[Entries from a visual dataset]
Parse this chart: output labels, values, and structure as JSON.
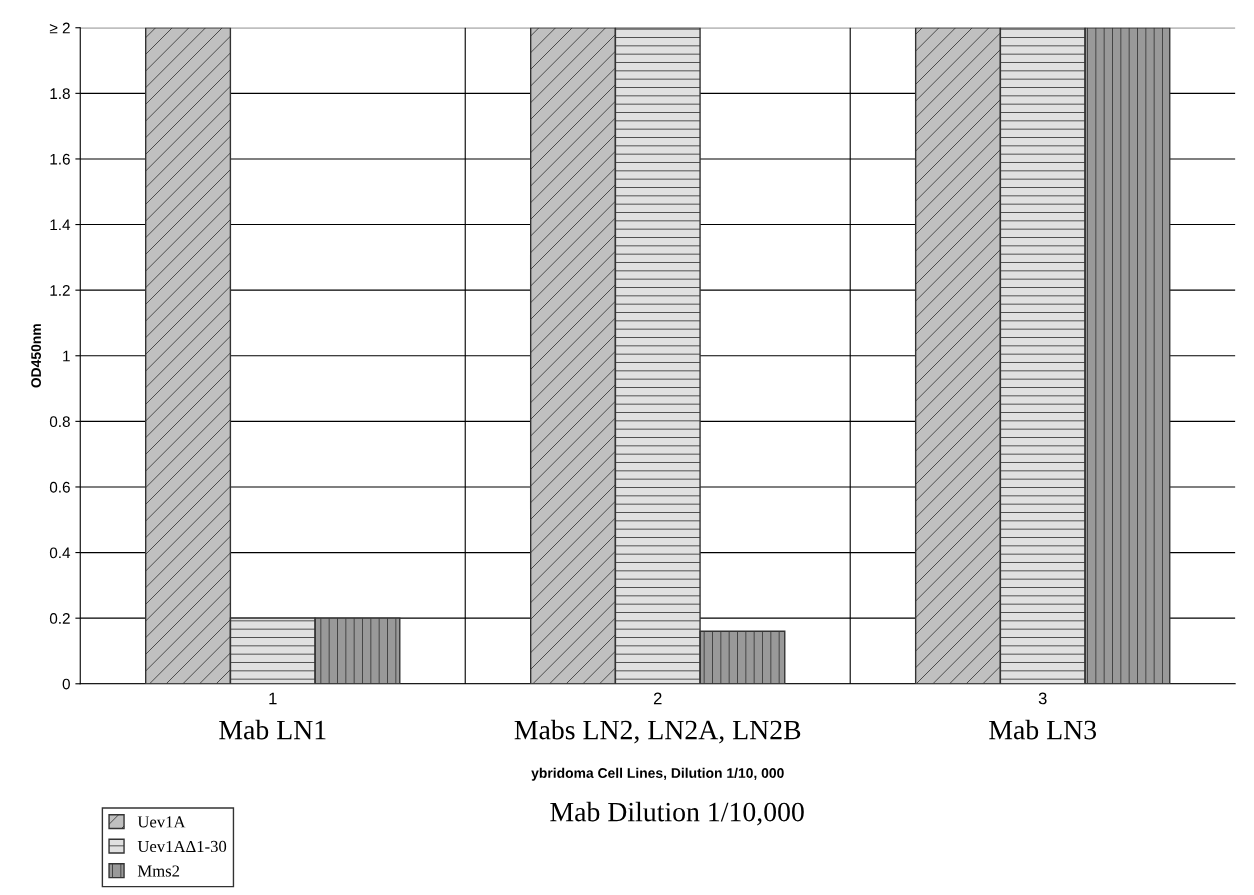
{
  "chart_data": {
    "type": "bar",
    "xlabel": "ybridoma Cell Lines, Dilution 1/10, 000",
    "ylabel": "OD450nm",
    "categories": [
      "1",
      "2",
      "3"
    ],
    "series": [
      {
        "name": "Uev1A",
        "color": "#c0c0c0",
        "values": [
          2,
          2,
          2
        ]
      },
      {
        "name": "Uev1AΔ1-30",
        "color": "#e0e0e0",
        "values": [
          0.2,
          2,
          2
        ]
      },
      {
        "name": "Mms2",
        "color": "#999999",
        "values": [
          0.2,
          0.16,
          2
        ]
      }
    ],
    "ylim": [
      0,
      2
    ],
    "yticks": [
      0,
      0.2,
      0.4,
      0.6,
      0.8,
      1,
      1.2,
      1.4,
      1.6,
      1.8,
      {
        "value": 2,
        "label": "≥ 2"
      }
    ],
    "grid": true,
    "legend": "bottom left",
    "annotations": [
      "Mab LN1",
      "Mabs LN2, LN2A, LN2B",
      "Mab LN3",
      "Mab Dilution 1/10,000"
    ]
  }
}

--- Exercise instructions ---
Count up the lines in the listing that hold the word "color", and give that number only.

--- Task output ---
3